# Records for processing
########
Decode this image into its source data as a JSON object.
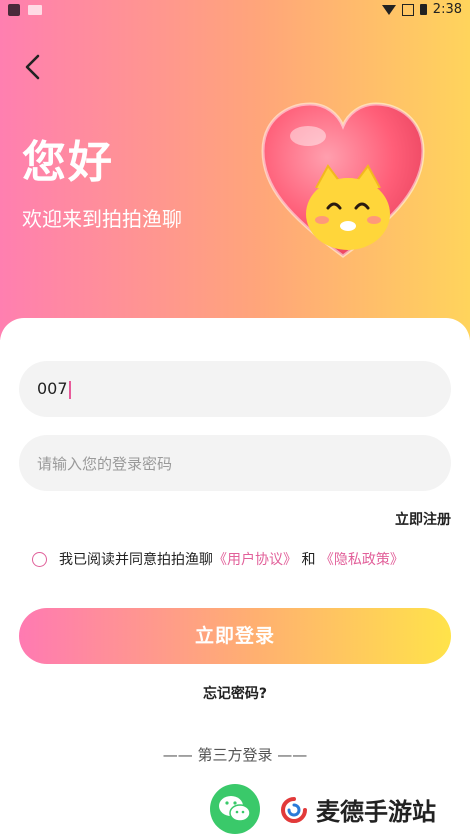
{
  "status_bar": {
    "time": "2:38",
    "icons": [
      "app-icon",
      "wifi-icon",
      "signal-icon",
      "battery-icon"
    ]
  },
  "header": {
    "greeting": "您好",
    "welcome": "欢迎来到拍拍渔聊",
    "mascot": "heart-cat-mascot"
  },
  "form": {
    "account_value": "007",
    "password_placeholder": "请输入您的登录密码",
    "register_link": "立即注册",
    "agreement": {
      "prefix": "我已阅读并同意拍拍渔聊",
      "user_agreement": "《用户协议》",
      "conjunction": " 和 ",
      "privacy_policy": "《隐私政策》"
    },
    "login_button": "立即登录",
    "forgot_password": "忘记密码?"
  },
  "third_party": {
    "title": "—— 第三方登录 ——",
    "providers": [
      "wechat-icon"
    ]
  },
  "watermark": {
    "text": "麦德手游站"
  },
  "colors": {
    "gradient_start": "#ff7fb0",
    "gradient_mid": "#ffa57a",
    "gradient_end": "#ffd45c",
    "link": "#e2609a",
    "wechat": "#3ac96a"
  }
}
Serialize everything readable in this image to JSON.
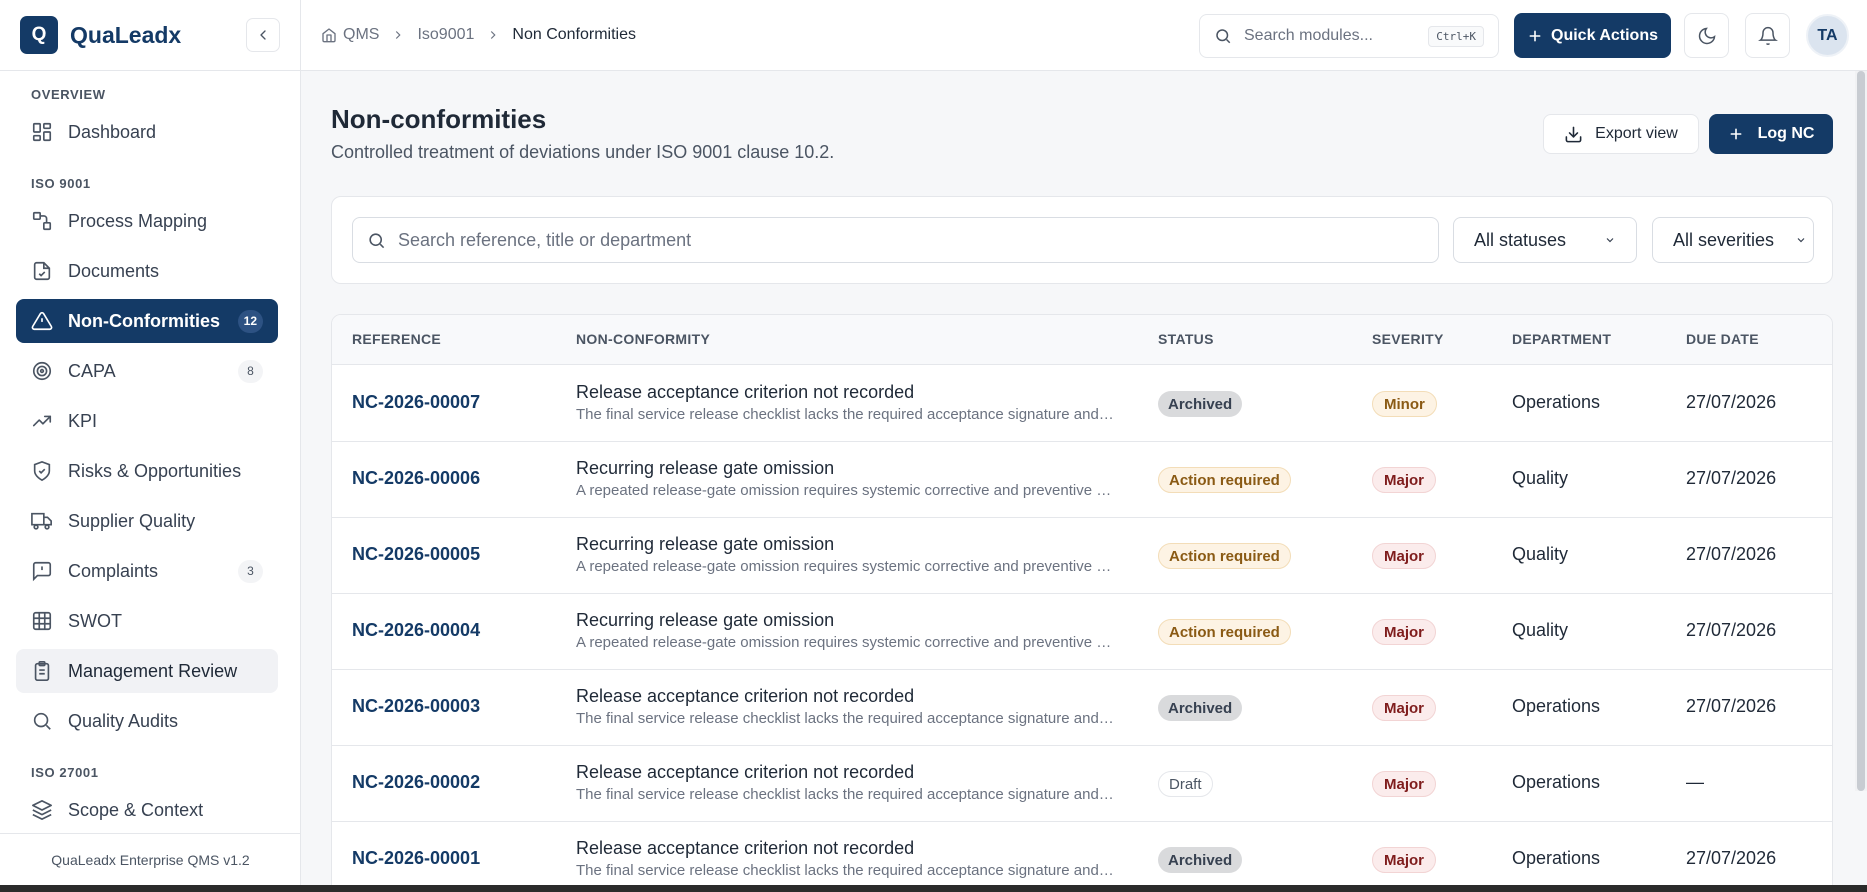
{
  "brand": {
    "logo_letter": "Q",
    "name": "QuaLeadx"
  },
  "sidebar": {
    "sections": [
      {
        "label": "OVERVIEW"
      },
      {
        "label": "ISO 9001"
      },
      {
        "label": "ISO 27001"
      }
    ],
    "items": [
      {
        "label": "Dashboard",
        "icon": "dashboard-icon"
      },
      {
        "label": "Process Mapping",
        "icon": "process-icon"
      },
      {
        "label": "Documents",
        "icon": "document-icon"
      },
      {
        "label": "Non-Conformities",
        "icon": "warning-icon",
        "badge": "12",
        "active": true
      },
      {
        "label": "CAPA",
        "icon": "target-icon",
        "badge": "8"
      },
      {
        "label": "KPI",
        "icon": "trend-icon"
      },
      {
        "label": "Risks & Opportunities",
        "icon": "shield-icon"
      },
      {
        "label": "Supplier Quality",
        "icon": "truck-icon"
      },
      {
        "label": "Complaints",
        "icon": "message-alert-icon",
        "badge": "3"
      },
      {
        "label": "SWOT",
        "icon": "grid-icon"
      },
      {
        "label": "Management Review",
        "icon": "clipboard-icon"
      },
      {
        "label": "Quality Audits",
        "icon": "search-icon"
      },
      {
        "label": "Scope & Context",
        "icon": "layers-icon"
      }
    ],
    "footer": "QuaLeadx Enterprise QMS v1.2"
  },
  "topbar": {
    "breadcrumb": [
      "QMS",
      "Iso9001",
      "Non Conformities"
    ],
    "search_placeholder": "Search modules...",
    "search_shortcut": "Ctrl+K",
    "quick_actions": "Quick Actions",
    "avatar_initials": "TA"
  },
  "page": {
    "title": "Non-conformities",
    "subtitle": "Controlled treatment of deviations under ISO 9001 clause 10.2.",
    "export_label": "Export view",
    "log_label": "Log NC"
  },
  "filters": {
    "search_placeholder": "Search reference, title or department",
    "status_value": "All statuses",
    "severity_value": "All severities"
  },
  "table": {
    "headers": [
      "REFERENCE",
      "NON-CONFORMITY",
      "STATUS",
      "SEVERITY",
      "DEPARTMENT",
      "DUE DATE"
    ],
    "rows": [
      {
        "ref": "NC-2026-00007",
        "title": "Release acceptance criterion not recorded",
        "desc": "The final service release checklist lacks the required acceptance signature and record.",
        "status": "Archived",
        "status_kind": "archived",
        "severity": "Minor",
        "severity_kind": "minor",
        "department": "Operations",
        "due": "27/07/2026"
      },
      {
        "ref": "NC-2026-00006",
        "title": "Recurring release gate omission",
        "desc": "A repeated release-gate omission requires systemic corrective and preventive action.",
        "status": "Action required",
        "status_kind": "action",
        "severity": "Major",
        "severity_kind": "major",
        "department": "Quality",
        "due": "27/07/2026"
      },
      {
        "ref": "NC-2026-00005",
        "title": "Recurring release gate omission",
        "desc": "A repeated release-gate omission requires systemic corrective and preventive action.",
        "status": "Action required",
        "status_kind": "action",
        "severity": "Major",
        "severity_kind": "major",
        "department": "Quality",
        "due": "27/07/2026"
      },
      {
        "ref": "NC-2026-00004",
        "title": "Recurring release gate omission",
        "desc": "A repeated release-gate omission requires systemic corrective and preventive action.",
        "status": "Action required",
        "status_kind": "action",
        "severity": "Major",
        "severity_kind": "major",
        "department": "Quality",
        "due": "27/07/2026"
      },
      {
        "ref": "NC-2026-00003",
        "title": "Release acceptance criterion not recorded",
        "desc": "The final service release checklist lacks the required acceptance signature and record.",
        "status": "Archived",
        "status_kind": "archived",
        "severity": "Major",
        "severity_kind": "major",
        "department": "Operations",
        "due": "27/07/2026"
      },
      {
        "ref": "NC-2026-00002",
        "title": "Release acceptance criterion not recorded",
        "desc": "The final service release checklist lacks the required acceptance signature and record.",
        "status": "Draft",
        "status_kind": "draft",
        "severity": "Major",
        "severity_kind": "major",
        "department": "Operations",
        "due": "—"
      },
      {
        "ref": "NC-2026-00001",
        "title": "Release acceptance criterion not recorded",
        "desc": "The final service release checklist lacks the required acceptance signature and record.",
        "status": "Archived",
        "status_kind": "archived",
        "severity": "Major",
        "severity_kind": "major",
        "department": "Operations",
        "due": "27/07/2026"
      }
    ]
  },
  "colors": {
    "brand": "#143a66",
    "background": "#f6f7f9",
    "border": "#e5e7eb"
  }
}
########
Pull every line containing "image" out of the data above.

# Written response
Decode this image into its source data as a JSON object.
Serialize everything readable in this image to JSON.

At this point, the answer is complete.